▶ [Exercise objective] Extract from the material below, unchanged, every line from the one containing "Where is each" up to and including the one containing "button[interactable]: Analyze bbox=[161, 277, 289, 321]". Omit the pictures from your output.

▶ [Material provided]

_ _ _ _ _ _ _

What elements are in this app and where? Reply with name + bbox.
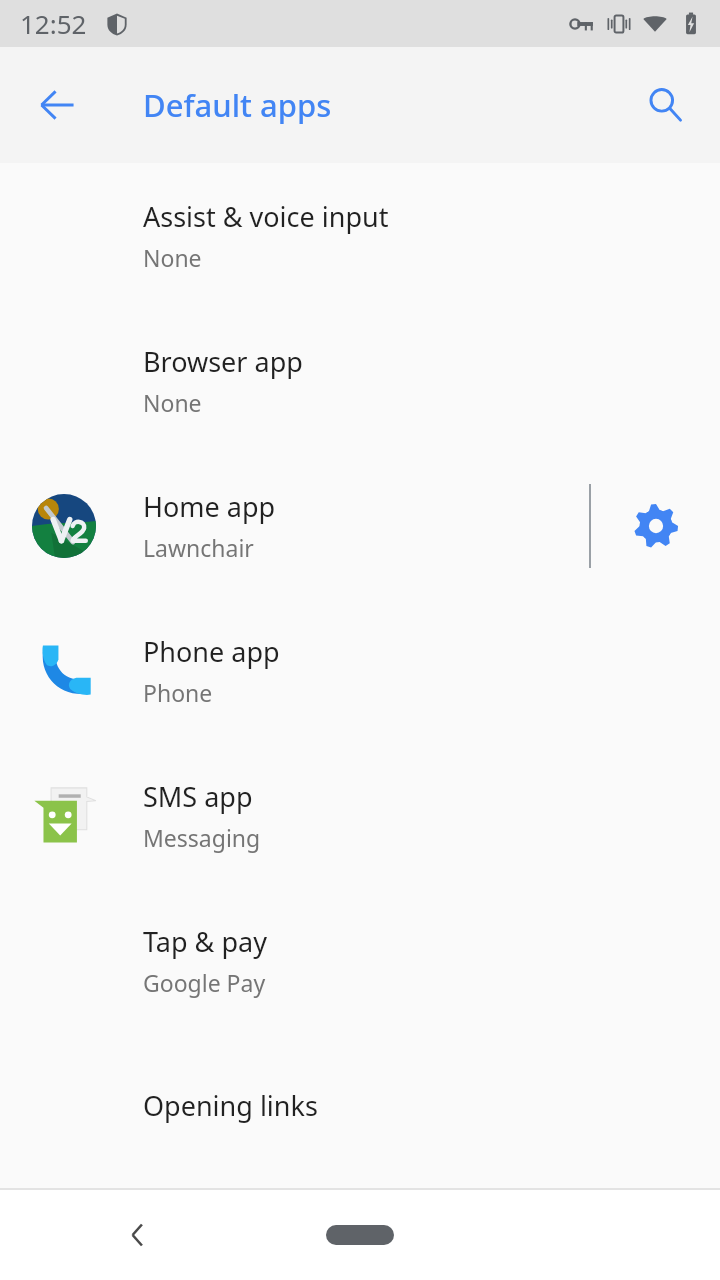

_ _ _ _ _ _ _

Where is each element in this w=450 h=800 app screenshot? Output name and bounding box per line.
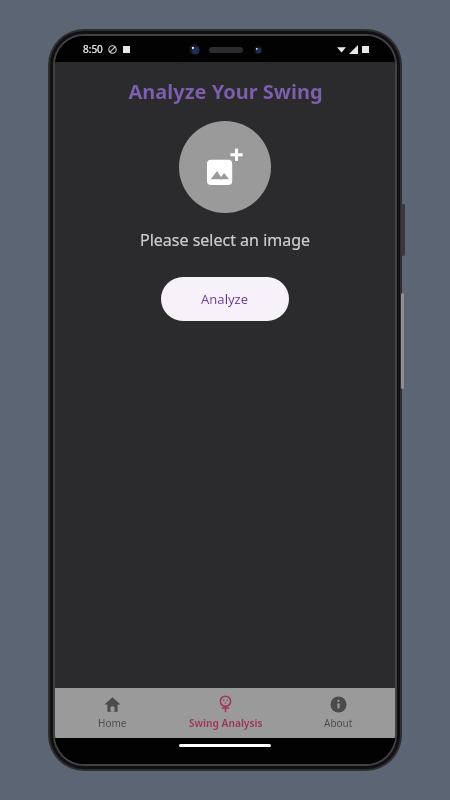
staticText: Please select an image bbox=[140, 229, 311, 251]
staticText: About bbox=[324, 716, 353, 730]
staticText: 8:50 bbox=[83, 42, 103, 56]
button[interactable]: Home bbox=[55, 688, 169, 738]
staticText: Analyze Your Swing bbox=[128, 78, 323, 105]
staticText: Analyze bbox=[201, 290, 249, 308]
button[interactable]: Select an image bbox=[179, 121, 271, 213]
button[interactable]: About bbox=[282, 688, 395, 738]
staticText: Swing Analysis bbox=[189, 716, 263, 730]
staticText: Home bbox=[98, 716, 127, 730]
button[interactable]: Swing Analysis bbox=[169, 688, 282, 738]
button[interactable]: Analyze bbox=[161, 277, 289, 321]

_ _ _ _ _ _ _

▶ [Correct result]
Where is each element in this w=450 h=800 app screenshot? Output name and bounding box per line.
staticText: Please select an image bbox=[140, 229, 311, 251]
staticText: About bbox=[324, 716, 353, 730]
staticText: 8:50 bbox=[83, 42, 103, 56]
button[interactable]: Home bbox=[55, 688, 169, 738]
staticText: Analyze Your Swing bbox=[128, 78, 323, 105]
staticText: Analyze bbox=[201, 290, 249, 308]
button[interactable]: Select an image bbox=[179, 121, 271, 213]
button[interactable]: About bbox=[282, 688, 395, 738]
staticText: Swing Analysis bbox=[189, 716, 263, 730]
staticText: Home bbox=[98, 716, 127, 730]
button[interactable]: Swing Analysis bbox=[169, 688, 282, 738]
button[interactable]: Analyze bbox=[161, 277, 289, 321]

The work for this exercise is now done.